● Task statement
Omit all images. Transcribe the rest of the material below exactly.

● Material shown
⟨

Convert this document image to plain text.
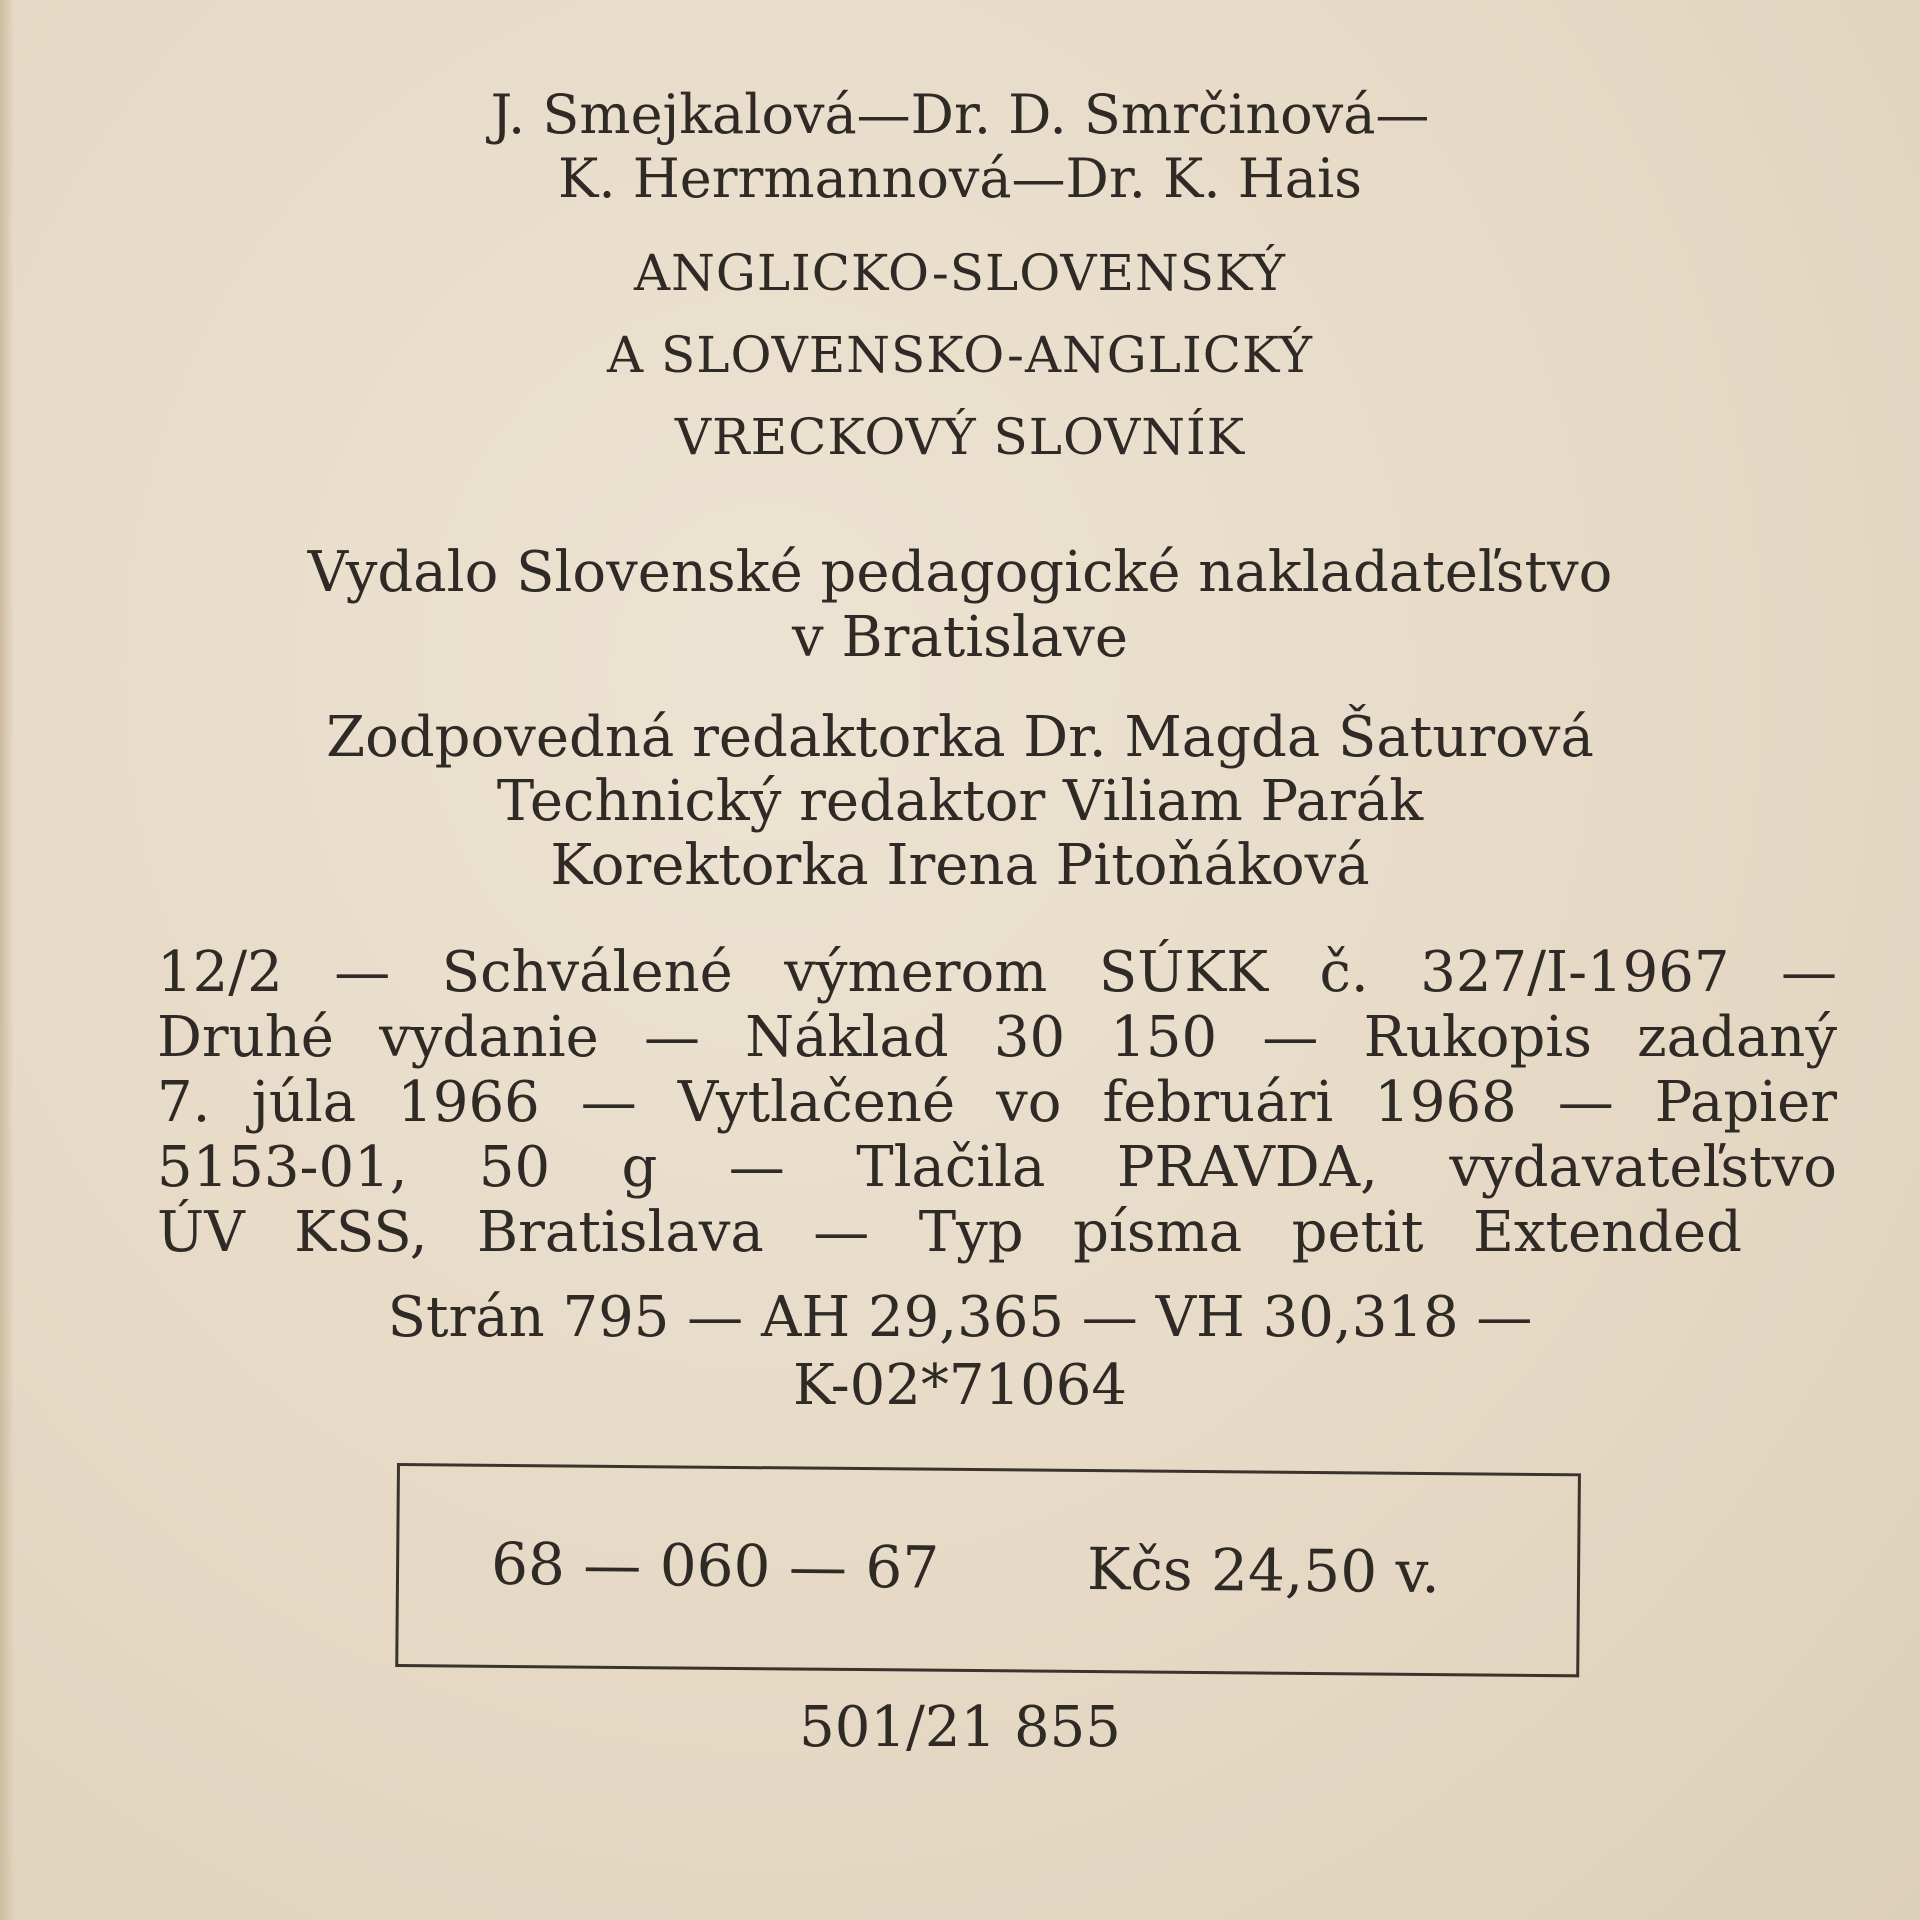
J. Smejkalová—Dr. D. Smrčinová—
K. Herrmannová—Dr. K. Hais
ANGLICKO-SLOVENSKÝ
A SLOVENSKO-ANGLICKÝ
VRECKOVÝ SLOVNÍK
Vydalo Slovenské pedagogické nakladateľstvo
v Bratislave
Zodpovedná redaktorka Dr. Magda Šaturová
Technický redaktor Viliam Parák
Korektorka Irena Pitoňáková
12/2 — Schválené výmerom SÚKK č. 327/I-1967 —
Druhé vydanie — Náklad 30 150 — Rukopis zadaný
7. júla 1966 — Vytlačené vo februári 1968 — Papier
5153-01, 50 g — Tlačila PRAVDA, vydavateľstvo
ÚV KSS, Bratislava — Typ písma petit Extended
Strán 795 — AH 29,365 — VH 30,318 —
K-02*71064
68 — 060 — 67	Kčs 24,50 v.
501/21 855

⟩

● Output of the task
Convert this document image to plain text.
J. Smejkalová—Dr. D. Smrčinová—
K. Herrmannová—Dr. K. Hais
ANGLICKO-SLOVENSKÝ
A SLOVENSKO-ANGLICKÝ
VRECKOVÝ SLOVNÍK
Vydalo Slovenské pedagogické nakladateľstvo
v Bratislave
Zodpovedná redaktorka Dr. Magda Šaturová
Technický redaktor Viliam Parák
Korektorka Irena Pitoňáková
12/2 — Schválené výmerom SÚKK č. 327/I-1967 —
Druhé vydanie — Náklad 30 150 — Rukopis zadaný
7. júla 1966 — Vytlačené vo februári 1968 — Papier
5153-01, 50 g — Tlačila PRAVDA, vydavateľstvo
ÚV KSS, Bratislava — Typ písma petit Extended
Strán 795 — AH 29,365 — VH 30,318 —
K-02*71064
68 — 060 — 67	Kčs 24,50 v.
501/21 855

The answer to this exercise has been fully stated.